THE REQUEST ▸ The records below must be output exactly, without pictures.

[Figure record extracts]
⁂

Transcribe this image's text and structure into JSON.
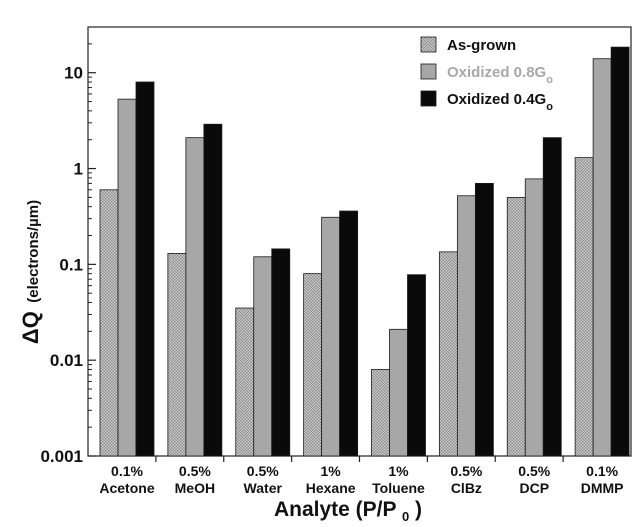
{
  "chart_data": {
    "type": "bar",
    "scale": "log",
    "ylim": [
      0.001,
      30
    ],
    "yticks": [
      "0.001",
      "0.01",
      "0.1",
      "1",
      "10"
    ],
    "ylabel": "ΔQ",
    "ylabel_unit": "(electrons/µm)",
    "xlabel": "Analyte (P/P",
    "xlabel_sub": "0",
    "xlabel_close": ")",
    "categories": [
      {
        "line1": "0.1%",
        "line2": "Acetone"
      },
      {
        "line1": "0.5%",
        "line2": "MeOH"
      },
      {
        "line1": "0.5%",
        "line2": "Water"
      },
      {
        "line1": "1%",
        "line2": "Hexane"
      },
      {
        "line1": "1%",
        "line2": "Toluene"
      },
      {
        "line1": "0.5%",
        "line2": "ClBz"
      },
      {
        "line1": "0.5%",
        "line2": "DCP"
      },
      {
        "line1": "0.1%",
        "line2": "DMMP"
      }
    ],
    "series": [
      {
        "name": "As-grown",
        "name_sub": "",
        "color": "#b4b4b4",
        "pattern": "dotted",
        "values": [
          0.6,
          0.13,
          0.035,
          0.08,
          0.008,
          0.135,
          0.5,
          1.3
        ]
      },
      {
        "name": "Oxidized 0.8G",
        "name_sub": "o",
        "color": "#a7a7a7",
        "text_color": "#a8a8a8",
        "values": [
          5.3,
          2.1,
          0.12,
          0.31,
          0.021,
          0.52,
          0.78,
          14
        ]
      },
      {
        "name": "Oxidized 0.4G",
        "name_sub": "o",
        "color": "#0a0a0a",
        "values": [
          8.0,
          2.9,
          0.145,
          0.36,
          0.078,
          0.7,
          2.1,
          18.5
        ]
      }
    ],
    "legend_position": "top-right",
    "grid": false
  }
}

⁂

RESPONSE TO THIS TASK ▸
Transcribe this image's text and structure into JSON.
{
  "chart_data": {
    "type": "bar",
    "scale": "log",
    "ylim": [
      0.001,
      30
    ],
    "yticks": [
      "0.001",
      "0.01",
      "0.1",
      "1",
      "10"
    ],
    "ylabel": "ΔQ",
    "ylabel_unit": "(electrons/µm)",
    "xlabel": "Analyte (P/P",
    "xlabel_sub": "0",
    "xlabel_close": ")",
    "categories": [
      {
        "line1": "0.1%",
        "line2": "Acetone"
      },
      {
        "line1": "0.5%",
        "line2": "MeOH"
      },
      {
        "line1": "0.5%",
        "line2": "Water"
      },
      {
        "line1": "1%",
        "line2": "Hexane"
      },
      {
        "line1": "1%",
        "line2": "Toluene"
      },
      {
        "line1": "0.5%",
        "line2": "ClBz"
      },
      {
        "line1": "0.5%",
        "line2": "DCP"
      },
      {
        "line1": "0.1%",
        "line2": "DMMP"
      }
    ],
    "series": [
      {
        "name": "As-grown",
        "name_sub": "",
        "color": "#b4b4b4",
        "pattern": "dotted",
        "values": [
          0.6,
          0.13,
          0.035,
          0.08,
          0.008,
          0.135,
          0.5,
          1.3
        ]
      },
      {
        "name": "Oxidized 0.8G",
        "name_sub": "o",
        "color": "#a7a7a7",
        "text_color": "#a8a8a8",
        "values": [
          5.3,
          2.1,
          0.12,
          0.31,
          0.021,
          0.52,
          0.78,
          14
        ]
      },
      {
        "name": "Oxidized 0.4G",
        "name_sub": "o",
        "color": "#0a0a0a",
        "values": [
          8.0,
          2.9,
          0.145,
          0.36,
          0.078,
          0.7,
          2.1,
          18.5
        ]
      }
    ],
    "legend_position": "top-right",
    "grid": false
  }
}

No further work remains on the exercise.